• Given request: Extract all lines in the data that contain the word "xlabel".

───── Records provided

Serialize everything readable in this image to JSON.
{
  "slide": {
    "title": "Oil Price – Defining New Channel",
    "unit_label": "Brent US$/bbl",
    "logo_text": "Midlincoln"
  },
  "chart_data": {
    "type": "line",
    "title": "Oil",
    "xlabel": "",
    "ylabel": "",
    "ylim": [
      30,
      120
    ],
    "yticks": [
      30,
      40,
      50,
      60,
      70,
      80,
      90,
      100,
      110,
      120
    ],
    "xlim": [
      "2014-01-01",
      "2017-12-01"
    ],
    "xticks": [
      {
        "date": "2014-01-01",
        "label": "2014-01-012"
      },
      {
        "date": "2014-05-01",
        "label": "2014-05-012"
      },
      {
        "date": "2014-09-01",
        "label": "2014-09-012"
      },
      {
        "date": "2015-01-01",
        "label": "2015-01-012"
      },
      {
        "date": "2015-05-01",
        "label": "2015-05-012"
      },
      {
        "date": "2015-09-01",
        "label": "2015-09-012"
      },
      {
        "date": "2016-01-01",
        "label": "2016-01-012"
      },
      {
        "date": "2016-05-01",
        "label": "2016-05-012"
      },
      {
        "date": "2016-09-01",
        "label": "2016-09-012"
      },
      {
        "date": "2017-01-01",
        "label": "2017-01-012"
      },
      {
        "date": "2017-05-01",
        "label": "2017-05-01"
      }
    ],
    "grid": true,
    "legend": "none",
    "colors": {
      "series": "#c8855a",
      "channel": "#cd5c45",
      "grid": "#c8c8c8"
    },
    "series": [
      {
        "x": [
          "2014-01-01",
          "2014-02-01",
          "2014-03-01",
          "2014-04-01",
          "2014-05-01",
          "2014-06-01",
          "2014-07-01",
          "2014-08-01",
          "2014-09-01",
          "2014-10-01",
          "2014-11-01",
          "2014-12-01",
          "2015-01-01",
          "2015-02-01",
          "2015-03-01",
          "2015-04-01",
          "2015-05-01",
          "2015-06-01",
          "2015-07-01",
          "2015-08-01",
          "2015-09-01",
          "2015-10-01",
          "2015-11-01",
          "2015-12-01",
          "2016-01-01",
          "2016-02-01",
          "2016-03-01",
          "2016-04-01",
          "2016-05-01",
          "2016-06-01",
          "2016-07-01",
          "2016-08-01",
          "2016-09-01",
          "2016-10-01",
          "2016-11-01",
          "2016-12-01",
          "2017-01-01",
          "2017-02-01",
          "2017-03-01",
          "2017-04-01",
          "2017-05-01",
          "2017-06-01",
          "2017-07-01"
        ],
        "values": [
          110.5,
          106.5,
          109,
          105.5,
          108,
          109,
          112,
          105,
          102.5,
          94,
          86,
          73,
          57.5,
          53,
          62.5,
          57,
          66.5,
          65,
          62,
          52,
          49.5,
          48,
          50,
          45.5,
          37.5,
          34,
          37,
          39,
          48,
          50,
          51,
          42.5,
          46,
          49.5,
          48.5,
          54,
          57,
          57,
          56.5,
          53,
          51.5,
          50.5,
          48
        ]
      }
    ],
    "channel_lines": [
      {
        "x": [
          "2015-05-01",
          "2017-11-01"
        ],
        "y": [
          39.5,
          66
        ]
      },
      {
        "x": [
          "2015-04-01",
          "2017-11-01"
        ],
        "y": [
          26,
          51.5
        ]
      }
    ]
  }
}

──────────
───── Records provided

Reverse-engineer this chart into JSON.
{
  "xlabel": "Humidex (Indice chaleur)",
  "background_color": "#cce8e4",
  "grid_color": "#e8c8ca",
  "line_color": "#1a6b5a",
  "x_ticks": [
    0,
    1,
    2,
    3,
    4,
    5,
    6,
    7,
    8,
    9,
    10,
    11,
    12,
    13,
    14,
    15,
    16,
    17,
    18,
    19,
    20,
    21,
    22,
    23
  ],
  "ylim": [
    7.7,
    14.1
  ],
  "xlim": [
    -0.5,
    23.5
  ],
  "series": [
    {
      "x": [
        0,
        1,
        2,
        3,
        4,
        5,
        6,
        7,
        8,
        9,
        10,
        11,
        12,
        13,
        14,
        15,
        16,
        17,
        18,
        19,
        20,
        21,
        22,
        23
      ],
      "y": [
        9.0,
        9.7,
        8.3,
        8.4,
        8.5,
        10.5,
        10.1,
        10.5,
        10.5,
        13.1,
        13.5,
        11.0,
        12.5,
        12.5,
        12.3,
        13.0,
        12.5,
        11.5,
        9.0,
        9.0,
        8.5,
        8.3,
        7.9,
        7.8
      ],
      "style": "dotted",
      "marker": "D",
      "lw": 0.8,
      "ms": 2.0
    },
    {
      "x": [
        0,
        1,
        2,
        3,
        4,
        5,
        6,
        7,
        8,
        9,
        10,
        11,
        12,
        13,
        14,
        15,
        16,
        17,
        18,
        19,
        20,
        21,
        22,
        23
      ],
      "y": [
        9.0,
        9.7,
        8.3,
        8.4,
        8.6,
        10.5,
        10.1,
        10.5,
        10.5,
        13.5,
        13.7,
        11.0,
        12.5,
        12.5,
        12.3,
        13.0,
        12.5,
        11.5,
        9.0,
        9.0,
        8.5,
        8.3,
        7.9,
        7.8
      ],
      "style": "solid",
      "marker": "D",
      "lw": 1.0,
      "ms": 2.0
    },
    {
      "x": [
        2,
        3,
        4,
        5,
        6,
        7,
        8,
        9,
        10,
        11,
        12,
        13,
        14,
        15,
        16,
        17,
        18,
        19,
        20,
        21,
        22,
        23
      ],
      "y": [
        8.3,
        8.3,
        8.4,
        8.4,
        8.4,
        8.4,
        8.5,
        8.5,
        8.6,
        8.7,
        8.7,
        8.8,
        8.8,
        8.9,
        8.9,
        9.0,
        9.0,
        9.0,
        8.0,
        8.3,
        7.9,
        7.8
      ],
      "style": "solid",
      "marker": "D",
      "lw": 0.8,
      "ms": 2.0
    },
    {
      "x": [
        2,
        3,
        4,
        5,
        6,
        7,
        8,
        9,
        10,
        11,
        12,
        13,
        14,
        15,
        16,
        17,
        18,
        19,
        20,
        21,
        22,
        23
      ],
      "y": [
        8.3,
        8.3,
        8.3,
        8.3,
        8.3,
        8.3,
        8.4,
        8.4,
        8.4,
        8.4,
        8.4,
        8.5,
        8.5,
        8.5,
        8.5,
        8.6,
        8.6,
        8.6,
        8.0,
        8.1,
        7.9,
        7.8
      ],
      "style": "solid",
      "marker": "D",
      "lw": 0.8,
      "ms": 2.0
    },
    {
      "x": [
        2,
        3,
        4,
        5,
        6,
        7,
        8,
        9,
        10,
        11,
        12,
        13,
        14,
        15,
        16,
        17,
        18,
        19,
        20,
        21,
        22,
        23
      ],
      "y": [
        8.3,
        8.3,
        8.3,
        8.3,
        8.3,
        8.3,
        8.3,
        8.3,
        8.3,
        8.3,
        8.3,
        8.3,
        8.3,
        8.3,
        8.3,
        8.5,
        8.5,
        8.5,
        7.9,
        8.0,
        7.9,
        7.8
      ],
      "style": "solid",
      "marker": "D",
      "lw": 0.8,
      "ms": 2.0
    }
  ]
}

──────────

• Result of the task:
    "xlabel": "",
  "xlabel": "Humidex (Indice chaleur)",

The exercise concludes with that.